WRITTEN EXERCISE: Check each line for the word "根据我国" and give how many have it. Say nothing else.
-*-
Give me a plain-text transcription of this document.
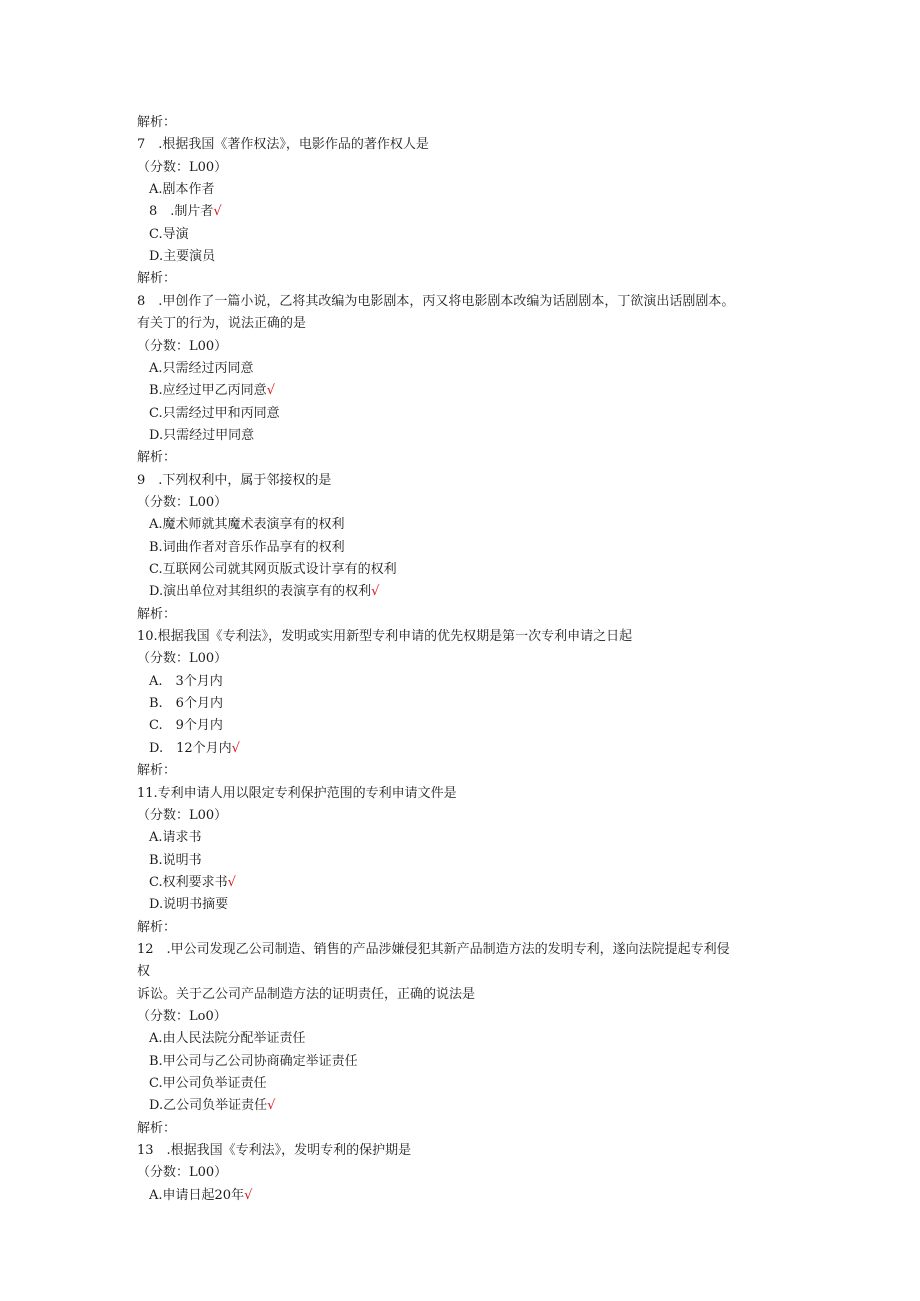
解析：
7　.根据我国《著作权法》，电影作品的著作权人是
（分数：L00）
A.剧本作者
8　.制片者√
C.导演
D.主要演员
解析：
8　.甲创作了一篇小说，乙将其改编为电影剧本，丙又将电影剧本改编为话剧剧本，丁欲演出话剧剧本。
有关丁的行为，说法正确的是
（分数：L00）
A.只需经过丙同意
B.应经过甲乙丙同意√
C.只需经过甲和丙同意
D.只需经过甲同意
解析：
9　.下列权利中，属于邻接权的是
（分数：L00）
A.魔术师就其魔术表演享有的权利
B.词曲作者对音乐作品享有的权利
C.互联网公司就其网页版式设计享有的权利
D.演出单位对其组织的表演享有的权利√
解析：
10.根据我国《专利法》，发明或实用新型专利申请的优先权期是第一次专利申请之日起
（分数：L00）
A.　3个月内
B.　6个月内
C.　9个月内
D.　12个月内√
解析：
11.专利申请人用以限定专利保护范围的专利申请文件是
（分数：L00）
A.请求书
B.说明书
C.权利要求书√
D.说明书摘要
解析：
12　.甲公司发现乙公司制造、销售的产品涉嫌侵犯其新产品制造方法的发明专利，遂向法院提起专利侵
权
诉讼。关于乙公司产品制造方法的证明责任，正确的说法是
（分数：Lo0）
A.由人民法院分配举证责任
B.甲公司与乙公司协商确定举证责任
C.甲公司负举证责任
D.乙公司负举证责任√
解析：
13　.根据我国《专利法》，发明专利的保护期是
（分数：L00）
A.申请日起20年√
-*-
ANSWER TO THIS TASK: 3